→ **Given instruction**:
Sort through the data and copy the lines holding the word "this".

"""

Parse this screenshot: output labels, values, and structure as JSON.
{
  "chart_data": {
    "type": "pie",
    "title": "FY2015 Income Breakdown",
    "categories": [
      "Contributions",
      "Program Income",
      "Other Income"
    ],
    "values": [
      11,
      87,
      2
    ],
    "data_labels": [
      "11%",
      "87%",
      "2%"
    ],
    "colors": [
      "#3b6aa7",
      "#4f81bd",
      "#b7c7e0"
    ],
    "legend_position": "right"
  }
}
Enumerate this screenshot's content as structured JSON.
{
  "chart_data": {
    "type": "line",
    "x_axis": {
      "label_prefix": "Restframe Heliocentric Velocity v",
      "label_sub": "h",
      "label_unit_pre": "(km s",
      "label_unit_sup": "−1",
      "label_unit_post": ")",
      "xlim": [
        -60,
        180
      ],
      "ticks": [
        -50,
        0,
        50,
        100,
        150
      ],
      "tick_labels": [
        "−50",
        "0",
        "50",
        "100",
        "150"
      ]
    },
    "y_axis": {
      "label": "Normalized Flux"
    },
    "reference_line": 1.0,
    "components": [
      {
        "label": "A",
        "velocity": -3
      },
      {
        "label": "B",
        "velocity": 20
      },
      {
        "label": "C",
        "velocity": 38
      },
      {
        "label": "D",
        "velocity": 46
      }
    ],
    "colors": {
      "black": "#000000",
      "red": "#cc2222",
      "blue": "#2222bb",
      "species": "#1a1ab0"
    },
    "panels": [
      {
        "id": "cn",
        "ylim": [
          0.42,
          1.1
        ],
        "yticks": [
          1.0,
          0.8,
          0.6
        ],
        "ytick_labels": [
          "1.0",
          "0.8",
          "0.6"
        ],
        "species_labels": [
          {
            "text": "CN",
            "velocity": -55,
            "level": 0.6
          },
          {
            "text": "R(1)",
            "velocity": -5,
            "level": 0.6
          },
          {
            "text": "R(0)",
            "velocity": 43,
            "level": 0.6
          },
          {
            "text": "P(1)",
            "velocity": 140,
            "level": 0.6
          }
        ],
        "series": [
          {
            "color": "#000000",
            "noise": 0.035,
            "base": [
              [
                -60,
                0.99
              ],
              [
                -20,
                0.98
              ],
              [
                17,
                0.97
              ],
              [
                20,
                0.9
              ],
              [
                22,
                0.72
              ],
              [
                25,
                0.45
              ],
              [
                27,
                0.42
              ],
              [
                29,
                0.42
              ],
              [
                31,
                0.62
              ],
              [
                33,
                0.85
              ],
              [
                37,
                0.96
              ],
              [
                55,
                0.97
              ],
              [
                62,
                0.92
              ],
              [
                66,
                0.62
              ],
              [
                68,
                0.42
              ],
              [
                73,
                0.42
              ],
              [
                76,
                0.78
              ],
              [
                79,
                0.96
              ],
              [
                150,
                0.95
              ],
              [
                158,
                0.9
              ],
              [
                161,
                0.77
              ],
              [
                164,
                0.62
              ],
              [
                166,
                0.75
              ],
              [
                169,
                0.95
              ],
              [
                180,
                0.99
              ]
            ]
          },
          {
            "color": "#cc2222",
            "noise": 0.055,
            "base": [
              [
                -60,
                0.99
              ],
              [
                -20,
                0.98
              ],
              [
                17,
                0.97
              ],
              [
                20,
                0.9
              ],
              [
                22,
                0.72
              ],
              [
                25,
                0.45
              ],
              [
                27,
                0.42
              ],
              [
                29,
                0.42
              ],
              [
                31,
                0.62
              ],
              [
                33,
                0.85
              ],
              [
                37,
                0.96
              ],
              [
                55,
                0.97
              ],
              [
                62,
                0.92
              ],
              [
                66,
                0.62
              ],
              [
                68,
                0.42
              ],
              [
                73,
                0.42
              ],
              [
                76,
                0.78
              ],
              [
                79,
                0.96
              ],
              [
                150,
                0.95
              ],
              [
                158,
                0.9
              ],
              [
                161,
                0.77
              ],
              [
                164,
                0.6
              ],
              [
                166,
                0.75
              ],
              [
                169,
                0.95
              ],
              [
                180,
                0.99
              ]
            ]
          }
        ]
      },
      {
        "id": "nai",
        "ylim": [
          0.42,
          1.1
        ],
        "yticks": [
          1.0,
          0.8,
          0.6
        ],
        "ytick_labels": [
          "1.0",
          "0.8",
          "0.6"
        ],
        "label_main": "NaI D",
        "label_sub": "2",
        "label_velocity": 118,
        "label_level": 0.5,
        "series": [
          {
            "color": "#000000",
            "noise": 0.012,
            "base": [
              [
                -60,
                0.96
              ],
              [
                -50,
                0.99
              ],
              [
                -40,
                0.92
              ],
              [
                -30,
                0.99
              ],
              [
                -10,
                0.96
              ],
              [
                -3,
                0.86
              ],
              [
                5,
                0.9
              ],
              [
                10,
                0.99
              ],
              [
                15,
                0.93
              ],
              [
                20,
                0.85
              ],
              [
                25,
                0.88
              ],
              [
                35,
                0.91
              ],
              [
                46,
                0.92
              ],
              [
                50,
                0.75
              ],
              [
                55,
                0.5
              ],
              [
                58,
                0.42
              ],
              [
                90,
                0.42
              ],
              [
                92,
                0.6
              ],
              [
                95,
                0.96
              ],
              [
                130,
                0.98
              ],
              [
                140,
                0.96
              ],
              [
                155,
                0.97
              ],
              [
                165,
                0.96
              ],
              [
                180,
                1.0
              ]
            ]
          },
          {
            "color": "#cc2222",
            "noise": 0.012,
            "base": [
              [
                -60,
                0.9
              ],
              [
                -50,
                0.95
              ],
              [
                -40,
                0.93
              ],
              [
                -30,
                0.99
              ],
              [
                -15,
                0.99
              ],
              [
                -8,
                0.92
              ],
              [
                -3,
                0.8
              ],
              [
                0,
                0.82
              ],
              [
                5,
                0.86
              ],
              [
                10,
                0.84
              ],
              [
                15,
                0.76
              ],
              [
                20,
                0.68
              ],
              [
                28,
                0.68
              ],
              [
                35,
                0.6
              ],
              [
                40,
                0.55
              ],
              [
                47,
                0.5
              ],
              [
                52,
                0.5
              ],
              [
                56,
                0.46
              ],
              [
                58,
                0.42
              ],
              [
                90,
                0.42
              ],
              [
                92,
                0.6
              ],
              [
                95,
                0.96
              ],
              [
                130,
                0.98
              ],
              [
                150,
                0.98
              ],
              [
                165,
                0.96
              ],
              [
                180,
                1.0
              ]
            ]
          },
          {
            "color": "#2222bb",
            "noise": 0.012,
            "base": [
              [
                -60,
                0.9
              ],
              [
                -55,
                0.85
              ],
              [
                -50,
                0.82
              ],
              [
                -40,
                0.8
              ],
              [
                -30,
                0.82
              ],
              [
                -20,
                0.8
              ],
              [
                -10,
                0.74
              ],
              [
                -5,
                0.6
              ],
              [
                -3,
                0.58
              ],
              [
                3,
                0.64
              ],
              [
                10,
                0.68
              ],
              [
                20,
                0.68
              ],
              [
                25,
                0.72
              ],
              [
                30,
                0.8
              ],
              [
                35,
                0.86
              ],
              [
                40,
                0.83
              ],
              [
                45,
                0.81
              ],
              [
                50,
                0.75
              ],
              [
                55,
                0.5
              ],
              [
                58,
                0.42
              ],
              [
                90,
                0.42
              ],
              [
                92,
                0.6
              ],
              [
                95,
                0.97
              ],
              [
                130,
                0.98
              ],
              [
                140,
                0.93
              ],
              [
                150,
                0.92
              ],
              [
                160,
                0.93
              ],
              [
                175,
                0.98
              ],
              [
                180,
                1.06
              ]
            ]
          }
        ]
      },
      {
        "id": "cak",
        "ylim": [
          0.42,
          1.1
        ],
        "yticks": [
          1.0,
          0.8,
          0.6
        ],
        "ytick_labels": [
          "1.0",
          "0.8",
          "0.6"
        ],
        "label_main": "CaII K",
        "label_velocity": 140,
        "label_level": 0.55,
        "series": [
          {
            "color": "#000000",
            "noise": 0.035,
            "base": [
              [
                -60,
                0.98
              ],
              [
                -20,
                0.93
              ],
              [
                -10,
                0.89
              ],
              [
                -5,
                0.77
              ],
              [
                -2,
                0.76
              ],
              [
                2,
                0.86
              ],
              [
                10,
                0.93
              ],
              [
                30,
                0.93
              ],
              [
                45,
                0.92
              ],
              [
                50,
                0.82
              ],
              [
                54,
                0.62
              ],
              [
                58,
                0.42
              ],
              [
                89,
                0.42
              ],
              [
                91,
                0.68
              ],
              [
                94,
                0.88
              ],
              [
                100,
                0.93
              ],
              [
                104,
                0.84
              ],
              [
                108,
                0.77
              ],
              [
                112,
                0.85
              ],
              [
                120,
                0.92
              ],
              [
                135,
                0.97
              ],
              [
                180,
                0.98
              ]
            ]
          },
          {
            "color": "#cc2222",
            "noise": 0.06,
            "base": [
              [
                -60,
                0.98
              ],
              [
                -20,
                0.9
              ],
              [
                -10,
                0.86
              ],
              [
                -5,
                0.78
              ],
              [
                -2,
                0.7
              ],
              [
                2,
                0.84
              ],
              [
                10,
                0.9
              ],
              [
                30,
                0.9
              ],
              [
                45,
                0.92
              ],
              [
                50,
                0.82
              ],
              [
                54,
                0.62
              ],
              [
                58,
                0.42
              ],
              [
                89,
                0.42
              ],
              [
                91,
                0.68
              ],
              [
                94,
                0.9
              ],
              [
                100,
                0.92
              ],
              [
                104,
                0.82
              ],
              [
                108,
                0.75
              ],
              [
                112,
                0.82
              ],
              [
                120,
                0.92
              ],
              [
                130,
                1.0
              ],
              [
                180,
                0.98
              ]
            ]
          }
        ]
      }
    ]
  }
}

"""

→ **Final result**:
Parse this screenshot: output labels, values, and structure as JSON.
Enumerate this screenshot's content as structured JSON.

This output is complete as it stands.